-- BEGIN Given text --

⇦ Back

For this page we will use data from the finals of various Olympic events, available on Wikipedia.

1 Data Formats

Boxplots using Matplotlib in Python can take data in the form of a list-of-lists:

# Results from the men's long jump finals of four Olympic games
data = [
    [8.59, 8.47, 8.32, 8.31, 8.25, 8.24, 8.23, 8.21],
    [8.34, 8.24, 8.20, 8.19, 8.19, 8.16, 8.07, 8.00],
    [8.31, 8.16, 8.12, 8.11, 8.10, 8.07, 8.01, 7.93],
    [8.38, 8.37, 8.29, 8.25, 8.17, 8.10, 8.06, 8.05]
]
labels = ['Athens 2004', 'Beijing 2008', 'London 2012', 'Rio 2016']

But it is often easier to use a Pandas data frame that you first convert into a Numpy array:

import pandas as pd
import numpy as np

# Results from the men's long jump finals of four Olympic games
data = pd.DataFrame({
    'Athens 2004': [8.59, 8.47, 8.32, 8.31, 8.25, 8.24, 8.23, 8.21],
    'Beijing 2008': [8.34, 8.24, 8.20, 8.19, 8.19, 8.16, 8.07, 8.00],
    'London 2012': [8.31, 8.16, 8.12, 8.11, 8.10, 8.07, 8.01, 7.93],
    'Rio 2016': [8.38, 8.37, 8.29, 8.25, 8.17, 8.10, 8.06, 8.05]
})

-- END Given text --

**The request**
In the boxplot text, what does the Pandas data frame first get converted into?

-- BEGIN Records shown --

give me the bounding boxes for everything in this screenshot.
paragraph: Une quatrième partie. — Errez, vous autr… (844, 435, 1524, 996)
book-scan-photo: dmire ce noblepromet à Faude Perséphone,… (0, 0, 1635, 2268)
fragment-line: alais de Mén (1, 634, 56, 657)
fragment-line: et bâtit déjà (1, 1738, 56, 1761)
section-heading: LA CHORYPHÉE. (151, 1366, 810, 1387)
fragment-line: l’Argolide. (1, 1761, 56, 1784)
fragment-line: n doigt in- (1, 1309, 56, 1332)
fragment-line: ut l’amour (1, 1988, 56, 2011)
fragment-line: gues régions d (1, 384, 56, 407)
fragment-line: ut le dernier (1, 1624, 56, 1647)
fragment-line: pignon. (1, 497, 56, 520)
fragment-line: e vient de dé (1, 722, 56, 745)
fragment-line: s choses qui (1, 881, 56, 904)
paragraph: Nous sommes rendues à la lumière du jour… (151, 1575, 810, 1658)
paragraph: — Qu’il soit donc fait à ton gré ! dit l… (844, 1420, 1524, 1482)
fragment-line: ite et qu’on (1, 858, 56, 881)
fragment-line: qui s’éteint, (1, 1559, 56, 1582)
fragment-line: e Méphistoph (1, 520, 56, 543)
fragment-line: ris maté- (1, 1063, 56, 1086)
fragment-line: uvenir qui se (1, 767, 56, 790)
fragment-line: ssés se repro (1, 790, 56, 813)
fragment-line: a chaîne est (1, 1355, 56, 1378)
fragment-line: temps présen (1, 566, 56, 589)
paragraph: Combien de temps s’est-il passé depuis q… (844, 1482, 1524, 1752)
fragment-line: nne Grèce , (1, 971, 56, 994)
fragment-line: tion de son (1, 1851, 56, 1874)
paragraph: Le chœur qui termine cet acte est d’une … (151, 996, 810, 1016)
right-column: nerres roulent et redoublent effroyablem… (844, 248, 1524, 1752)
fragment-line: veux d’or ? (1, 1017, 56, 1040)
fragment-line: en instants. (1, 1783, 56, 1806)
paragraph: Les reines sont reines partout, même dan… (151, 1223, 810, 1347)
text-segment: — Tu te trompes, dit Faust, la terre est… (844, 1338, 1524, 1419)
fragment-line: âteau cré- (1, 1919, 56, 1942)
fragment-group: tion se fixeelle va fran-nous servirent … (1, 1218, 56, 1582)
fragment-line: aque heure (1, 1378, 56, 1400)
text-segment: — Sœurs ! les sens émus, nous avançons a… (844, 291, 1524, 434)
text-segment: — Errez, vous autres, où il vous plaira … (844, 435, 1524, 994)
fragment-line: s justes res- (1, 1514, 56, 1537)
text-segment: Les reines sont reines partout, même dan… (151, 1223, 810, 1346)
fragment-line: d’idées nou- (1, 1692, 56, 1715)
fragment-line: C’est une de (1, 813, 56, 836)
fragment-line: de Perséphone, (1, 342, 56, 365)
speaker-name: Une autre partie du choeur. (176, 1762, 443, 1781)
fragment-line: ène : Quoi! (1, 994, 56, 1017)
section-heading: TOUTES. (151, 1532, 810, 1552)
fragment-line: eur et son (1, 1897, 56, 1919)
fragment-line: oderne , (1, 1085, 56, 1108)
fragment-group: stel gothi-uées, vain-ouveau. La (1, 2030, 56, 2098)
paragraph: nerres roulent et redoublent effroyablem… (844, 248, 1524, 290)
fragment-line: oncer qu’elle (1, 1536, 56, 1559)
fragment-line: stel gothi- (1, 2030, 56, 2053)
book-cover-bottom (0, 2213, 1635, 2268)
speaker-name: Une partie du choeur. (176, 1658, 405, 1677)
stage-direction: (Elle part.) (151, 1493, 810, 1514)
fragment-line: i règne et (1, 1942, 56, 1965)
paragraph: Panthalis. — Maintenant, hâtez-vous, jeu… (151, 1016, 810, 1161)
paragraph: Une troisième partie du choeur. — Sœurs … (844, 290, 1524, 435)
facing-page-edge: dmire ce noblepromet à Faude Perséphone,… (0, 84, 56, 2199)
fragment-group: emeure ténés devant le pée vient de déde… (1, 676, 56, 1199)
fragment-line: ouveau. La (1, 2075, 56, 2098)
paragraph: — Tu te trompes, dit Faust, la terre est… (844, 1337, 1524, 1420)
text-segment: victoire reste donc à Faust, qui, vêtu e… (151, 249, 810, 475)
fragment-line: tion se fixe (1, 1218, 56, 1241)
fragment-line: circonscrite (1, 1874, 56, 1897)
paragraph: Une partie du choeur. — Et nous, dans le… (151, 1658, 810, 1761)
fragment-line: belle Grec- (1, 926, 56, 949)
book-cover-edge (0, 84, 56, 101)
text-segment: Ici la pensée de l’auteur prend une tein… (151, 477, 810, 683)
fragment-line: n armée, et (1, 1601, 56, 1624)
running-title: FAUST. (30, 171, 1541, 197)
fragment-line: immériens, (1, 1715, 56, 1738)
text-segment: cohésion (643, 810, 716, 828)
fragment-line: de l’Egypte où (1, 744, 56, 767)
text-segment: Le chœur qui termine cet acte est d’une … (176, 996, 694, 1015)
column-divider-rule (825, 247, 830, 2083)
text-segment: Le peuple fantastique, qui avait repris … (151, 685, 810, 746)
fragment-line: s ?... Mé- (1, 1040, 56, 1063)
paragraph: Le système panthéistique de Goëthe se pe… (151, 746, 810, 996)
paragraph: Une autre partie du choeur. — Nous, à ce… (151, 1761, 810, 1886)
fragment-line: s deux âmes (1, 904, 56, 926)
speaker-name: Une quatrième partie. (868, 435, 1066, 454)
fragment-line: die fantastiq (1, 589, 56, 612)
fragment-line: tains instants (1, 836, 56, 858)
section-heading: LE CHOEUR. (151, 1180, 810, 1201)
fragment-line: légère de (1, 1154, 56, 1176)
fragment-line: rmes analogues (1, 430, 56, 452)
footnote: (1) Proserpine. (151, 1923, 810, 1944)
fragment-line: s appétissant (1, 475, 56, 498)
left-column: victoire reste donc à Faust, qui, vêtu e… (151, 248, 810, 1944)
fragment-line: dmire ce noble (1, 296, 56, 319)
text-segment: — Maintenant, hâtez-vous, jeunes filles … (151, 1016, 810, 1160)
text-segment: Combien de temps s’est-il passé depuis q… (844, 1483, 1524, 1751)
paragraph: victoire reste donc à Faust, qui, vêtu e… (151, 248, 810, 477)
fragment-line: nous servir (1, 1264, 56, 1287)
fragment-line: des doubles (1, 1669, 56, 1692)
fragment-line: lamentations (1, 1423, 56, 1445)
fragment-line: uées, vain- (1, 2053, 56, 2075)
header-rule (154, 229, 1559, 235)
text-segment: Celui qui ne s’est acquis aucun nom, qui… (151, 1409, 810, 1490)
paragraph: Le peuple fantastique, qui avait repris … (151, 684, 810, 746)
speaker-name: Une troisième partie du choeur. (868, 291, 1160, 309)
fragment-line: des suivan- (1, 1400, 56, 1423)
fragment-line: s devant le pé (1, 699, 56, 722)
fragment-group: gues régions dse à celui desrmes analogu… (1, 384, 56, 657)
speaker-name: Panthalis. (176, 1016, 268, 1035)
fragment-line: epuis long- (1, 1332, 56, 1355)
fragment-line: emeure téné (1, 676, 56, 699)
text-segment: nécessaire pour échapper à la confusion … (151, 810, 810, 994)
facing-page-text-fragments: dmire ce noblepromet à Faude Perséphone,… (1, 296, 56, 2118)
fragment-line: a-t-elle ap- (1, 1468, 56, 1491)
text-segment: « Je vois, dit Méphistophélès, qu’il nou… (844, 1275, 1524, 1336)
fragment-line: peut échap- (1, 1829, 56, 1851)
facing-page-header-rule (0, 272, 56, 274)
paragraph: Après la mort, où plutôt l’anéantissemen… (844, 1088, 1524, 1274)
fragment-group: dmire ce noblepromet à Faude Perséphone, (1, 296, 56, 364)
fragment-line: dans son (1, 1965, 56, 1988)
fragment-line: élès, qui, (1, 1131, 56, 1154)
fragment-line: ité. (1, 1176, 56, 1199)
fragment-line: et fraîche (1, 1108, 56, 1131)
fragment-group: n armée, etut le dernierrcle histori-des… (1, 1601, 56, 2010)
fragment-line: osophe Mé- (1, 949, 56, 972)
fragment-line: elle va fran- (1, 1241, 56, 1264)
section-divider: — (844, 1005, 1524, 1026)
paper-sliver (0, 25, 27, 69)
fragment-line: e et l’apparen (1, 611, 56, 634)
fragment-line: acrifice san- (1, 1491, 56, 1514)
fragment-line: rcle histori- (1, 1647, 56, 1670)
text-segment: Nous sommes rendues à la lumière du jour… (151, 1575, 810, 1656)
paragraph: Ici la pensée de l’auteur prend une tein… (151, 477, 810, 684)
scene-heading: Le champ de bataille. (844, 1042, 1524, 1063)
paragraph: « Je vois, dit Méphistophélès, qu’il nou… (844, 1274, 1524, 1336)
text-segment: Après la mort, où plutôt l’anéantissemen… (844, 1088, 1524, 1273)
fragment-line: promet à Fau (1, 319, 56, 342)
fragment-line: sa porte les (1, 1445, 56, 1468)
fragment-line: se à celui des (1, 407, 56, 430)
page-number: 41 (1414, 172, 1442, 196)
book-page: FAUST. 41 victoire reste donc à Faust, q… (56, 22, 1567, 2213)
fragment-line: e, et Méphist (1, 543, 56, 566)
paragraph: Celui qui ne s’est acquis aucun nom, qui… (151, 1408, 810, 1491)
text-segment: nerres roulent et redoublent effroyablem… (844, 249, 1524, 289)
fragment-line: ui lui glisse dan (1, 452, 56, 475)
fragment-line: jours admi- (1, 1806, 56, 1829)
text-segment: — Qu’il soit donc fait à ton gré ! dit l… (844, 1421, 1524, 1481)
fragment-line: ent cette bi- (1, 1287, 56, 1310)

-- END Records shown --

**Result for this exercise**
A Numpy array.